Take the entries below and reproduce them word for word.

— start Exercise data —

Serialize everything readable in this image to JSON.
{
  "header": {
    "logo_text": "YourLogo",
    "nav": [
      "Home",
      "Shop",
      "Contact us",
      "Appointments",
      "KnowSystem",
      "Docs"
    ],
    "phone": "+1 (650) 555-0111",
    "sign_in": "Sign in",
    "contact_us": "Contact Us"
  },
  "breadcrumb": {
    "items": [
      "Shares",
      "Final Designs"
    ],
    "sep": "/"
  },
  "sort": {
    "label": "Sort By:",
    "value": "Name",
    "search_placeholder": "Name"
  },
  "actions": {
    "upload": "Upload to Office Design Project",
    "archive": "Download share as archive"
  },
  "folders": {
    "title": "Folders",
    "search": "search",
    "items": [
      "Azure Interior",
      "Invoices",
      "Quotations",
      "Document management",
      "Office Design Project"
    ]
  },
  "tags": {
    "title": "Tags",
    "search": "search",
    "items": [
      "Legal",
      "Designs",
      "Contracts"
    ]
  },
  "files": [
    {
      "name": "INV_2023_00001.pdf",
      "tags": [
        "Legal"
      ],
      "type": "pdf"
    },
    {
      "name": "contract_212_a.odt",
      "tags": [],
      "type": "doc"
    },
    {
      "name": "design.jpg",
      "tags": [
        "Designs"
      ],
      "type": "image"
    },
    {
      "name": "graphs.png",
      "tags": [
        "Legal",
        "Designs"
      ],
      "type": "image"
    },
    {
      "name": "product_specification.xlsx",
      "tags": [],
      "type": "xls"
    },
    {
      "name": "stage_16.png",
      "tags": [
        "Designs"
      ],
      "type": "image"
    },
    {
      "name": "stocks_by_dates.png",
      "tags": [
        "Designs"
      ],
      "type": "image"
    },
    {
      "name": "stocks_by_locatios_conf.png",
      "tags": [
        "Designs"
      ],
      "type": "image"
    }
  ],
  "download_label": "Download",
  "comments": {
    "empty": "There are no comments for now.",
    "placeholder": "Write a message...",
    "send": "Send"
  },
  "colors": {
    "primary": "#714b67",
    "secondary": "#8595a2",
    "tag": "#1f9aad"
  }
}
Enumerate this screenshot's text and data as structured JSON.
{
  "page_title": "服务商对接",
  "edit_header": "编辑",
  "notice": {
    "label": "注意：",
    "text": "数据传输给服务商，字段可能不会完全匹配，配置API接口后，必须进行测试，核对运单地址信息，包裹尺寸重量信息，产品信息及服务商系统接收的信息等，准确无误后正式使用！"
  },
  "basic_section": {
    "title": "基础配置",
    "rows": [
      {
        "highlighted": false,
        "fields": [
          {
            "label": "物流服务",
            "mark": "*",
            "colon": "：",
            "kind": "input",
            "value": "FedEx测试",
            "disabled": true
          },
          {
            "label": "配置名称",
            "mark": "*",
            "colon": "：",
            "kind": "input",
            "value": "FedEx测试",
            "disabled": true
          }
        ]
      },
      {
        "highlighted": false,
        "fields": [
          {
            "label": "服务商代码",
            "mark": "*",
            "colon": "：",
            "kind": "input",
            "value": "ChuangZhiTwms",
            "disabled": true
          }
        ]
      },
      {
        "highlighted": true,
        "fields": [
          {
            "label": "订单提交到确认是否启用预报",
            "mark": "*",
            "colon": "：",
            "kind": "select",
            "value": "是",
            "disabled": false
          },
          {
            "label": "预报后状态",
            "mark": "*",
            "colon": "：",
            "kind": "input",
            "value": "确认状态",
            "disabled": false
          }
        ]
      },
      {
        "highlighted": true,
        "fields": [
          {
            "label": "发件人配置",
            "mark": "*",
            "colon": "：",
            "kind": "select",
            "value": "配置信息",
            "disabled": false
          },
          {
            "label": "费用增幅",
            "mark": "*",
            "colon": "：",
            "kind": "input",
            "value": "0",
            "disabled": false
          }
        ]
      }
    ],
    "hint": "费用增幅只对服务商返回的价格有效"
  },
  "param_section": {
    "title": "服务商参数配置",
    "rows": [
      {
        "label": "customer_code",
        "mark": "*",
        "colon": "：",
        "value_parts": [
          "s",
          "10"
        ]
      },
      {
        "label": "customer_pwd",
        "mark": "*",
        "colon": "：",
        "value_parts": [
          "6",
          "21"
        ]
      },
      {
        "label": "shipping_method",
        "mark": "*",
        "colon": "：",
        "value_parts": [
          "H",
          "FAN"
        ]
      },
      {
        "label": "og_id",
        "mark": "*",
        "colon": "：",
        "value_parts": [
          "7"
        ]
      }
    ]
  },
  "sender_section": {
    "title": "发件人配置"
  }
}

— end Exercise data —

• The response:
Serialize everything readable in this image to JSON.
{
  "header": {
    "logo_text": "YourLogo",
    "nav": [
      "Home",
      "Shop",
      "Contact us",
      "Appointments",
      "KnowSystem",
      "Docs"
    ],
    "phone": "+1 (650) 555-0111",
    "sign_in": "Sign in",
    "contact_us": "Contact Us"
  },
  "breadcrumb": {
    "items": [
      "Shares",
      "Final Designs"
    ],
    "sep": "/"
  },
  "sort": {
    "label": "Sort By:",
    "value": "Name",
    "search_placeholder": "Name"
  },
  "actions": {
    "upload": "Upload to Office Design Project",
    "archive": "Download share as archive"
  },
  "folders": {
    "title": "Folders",
    "search": "search",
    "items": [
      "Azure Interior",
      "Invoices",
      "Quotations",
      "Document management",
      "Office Design Project"
    ]
  },
  "tags": {
    "title": "Tags",
    "search": "search",
    "items": [
      "Legal",
      "Designs",
      "Contracts"
    ]
  },
  "files": [
    {
      "name": "INV_2023_00001.pdf",
      "tags": [
        "Legal"
      ],
      "type": "pdf"
    },
    {
      "name": "contract_212_a.odt",
      "tags": [],
      "type": "doc"
    },
    {
      "name": "design.jpg",
      "tags": [
        "Designs"
      ],
      "type": "image"
    },
    {
      "name": "graphs.png",
      "tags": [
        "Legal",
        "Designs"
      ],
      "type": "image"
    },
    {
      "name": "product_specification.xlsx",
      "tags": [],
      "type": "xls"
    },
    {
      "name": "stage_16.png",
      "tags": [
        "Designs"
      ],
      "type": "image"
    },
    {
      "name": "stocks_by_dates.png",
      "tags": [
        "Designs"
      ],
      "type": "image"
    },
    {
      "name": "stocks_by_locatios_conf.png",
      "tags": [
        "Designs"
      ],
      "type": "image"
    }
  ],
  "download_label": "Download",
  "comments": {
    "empty": "There are no comments for now.",
    "placeholder": "Write a message...",
    "send": "Send"
  },
  "colors": {
    "primary": "#714b67",
    "secondary": "#8595a2",
    "tag": "#1f9aad"
  }
}
Enumerate this screenshot's text and data as structured JSON.
{
  "page_title": "服务商对接",
  "edit_header": "编辑",
  "notice": {
    "label": "注意：",
    "text": "数据传输给服务商，字段可能不会完全匹配，配置API接口后，必须进行测试，核对运单地址信息，包裹尺寸重量信息，产品信息及服务商系统接收的信息等，准确无误后正式使用！"
  },
  "basic_section": {
    "title": "基础配置",
    "rows": [
      {
        "highlighted": false,
        "fields": [
          {
            "label": "物流服务",
            "mark": "*",
            "colon": "：",
            "kind": "input",
            "value": "FedEx测试",
            "disabled": true
          },
          {
            "label": "配置名称",
            "mark": "*",
            "colon": "：",
            "kind": "input",
            "value": "FedEx测试",
            "disabled": true
          }
        ]
      },
      {
        "highlighted": false,
        "fields": [
          {
            "label": "服务商代码",
            "mark": "*",
            "colon": "：",
            "kind": "input",
            "value": "ChuangZhiTwms",
            "disabled": true
          }
        ]
      },
      {
        "highlighted": true,
        "fields": [
          {
            "label": "订单提交到确认是否启用预报",
            "mark": "*",
            "colon": "：",
            "kind": "select",
            "value": "是",
            "disabled": false
          },
          {
            "label": "预报后状态",
            "mark": "*",
            "colon": "：",
            "kind": "input",
            "value": "确认状态",
            "disabled": false
          }
        ]
      },
      {
        "highlighted": true,
        "fields": [
          {
            "label": "发件人配置",
            "mark": "*",
            "colon": "：",
            "kind": "select",
            "value": "配置信息",
            "disabled": false
          },
          {
            "label": "费用增幅",
            "mark": "*",
            "colon": "：",
            "kind": "input",
            "value": "0",
            "disabled": false
          }
        ]
      }
    ],
    "hint": "费用增幅只对服务商返回的价格有效"
  },
  "param_section": {
    "title": "服务商参数配置",
    "rows": [
      {
        "label": "customer_code",
        "mark": "*",
        "colon": "：",
        "value_parts": [
          "s",
          "10"
        ]
      },
      {
        "label": "customer_pwd",
        "mark": "*",
        "colon": "：",
        "value_parts": [
          "6",
          "21"
        ]
      },
      {
        "label": "shipping_method",
        "mark": "*",
        "colon": "：",
        "value_parts": [
          "H",
          "FAN"
        ]
      },
      {
        "label": "og_id",
        "mark": "*",
        "colon": "：",
        "value_parts": [
          "7"
        ]
      }
    ]
  },
  "sender_section": {
    "title": "发件人配置"
  }
}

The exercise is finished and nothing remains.